• [TASK BRIEF]:
Continue the article on the San José license-plate camera lawsuit from where it stops.

• [PROVIDED PASSAGE]:

* * *

Residents are suing San José over its Flock Safety cameras, alleging that the city’s use of the license-plate reading technology creates an unconstitutional “mass surveillance system.”

The civil rights suit, filed in federal court on Wednesday, said the cameras allow the San José Police Department to monitor residents’ movements in violation of the Fourth Amendment, which protects citizens against unlawful search and seizure, and asks a judge to require the city to delete most data the cameras capture after 24 hours.

“San José is operating nearly 500 license plate reader cameras connected with AI technology around the city to essentially spy on everyday people going about their business,” said Daniel Woislaw, an attorney with the Virginia-based Institute for Justice, which is representing the plaintiffs. “This kind of intrusive technology that collects basically a dossier on people on a rolling basis is a search, and therefore has to have some constitutional guardrails around it.”

The three San José residents bringing the suit have alleged that the city’s system of readers conducts constant monitoring, allowing the SJPD and other agencies to track residents’ whereabouts without a warrant or probable cause of a crime.

They’re seeking a class-action status on behalf of all city dwellers who have or will have their license plate data recorded.

* * *

• [INFORMATION SHOWN]:
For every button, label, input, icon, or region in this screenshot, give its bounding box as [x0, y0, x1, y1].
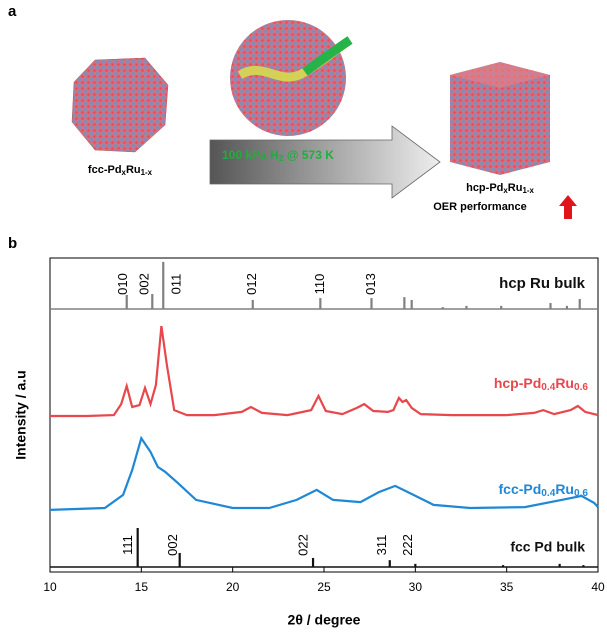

* * *

• [OUTPUT OF THE TASK]:
“No officer ever has to establish probable cause, swear to the facts in a warrant application, or await the approval of a judge,” the suit said. “Officers can run searches based on a hunch, idle curiosity, or even personal animus. Around the country, officers have been caught using [automated license-plating reader] databases to stalk their ex-partners, monitor protestors and even track down a woman who reportedly had an abortion.”

A Flock Safety license plate recognition camera is seen near the intersection of Marine Street and Arapahoe Avenue in Boulder on March 5, 2026. (Matthew Jonas/MediaNews Group/Boulder Daily Camera via Getty Images)

Wednesday’s legal challenge follows a similar state-level suit brought against San José by civil liberties groups in the fall, alleging their use of Flock Safety cameras violates the California constitution.

It comes as dozens of municipalities across the U.S. terminate or rethink contracts with Flock, a leading company selling the technology, over growing privacy and legal concerns stemming from its data-sharing system.

Data sharing is an advertised part of Flock’s offerings — the company offers contracted agencies multiple options to share data with other customers, including “National” and “State” lookups, which share data between Flock Safety customers who opt in across the U.S., or only in the agency’s home state, respectively. Alternatively, customers can choose a 1:1 sharing option, which requires that they add agencies they would like to share data with individually.

City officials have said this can be helpful to follow a suspect’s vehicle movements between nearby jurisdictions. In recent months, though, some Bay Area cities have amended their controls around data sharing after discoveries that their records had been accessed by out-of-state agencies, including to aid in federal immigration enforcement activities in violation of local Sanctuary policies.

More than two dozen municipalities across the U.S. — including Santa Cruz and Los Altos Hills — have terminated contracts with Flock altogether. Others, like Oakland and San Francisco, have doubled down on their contracts, lauding the technology’s benefits to aid in investigations and even curb dangerous vehicle collisions.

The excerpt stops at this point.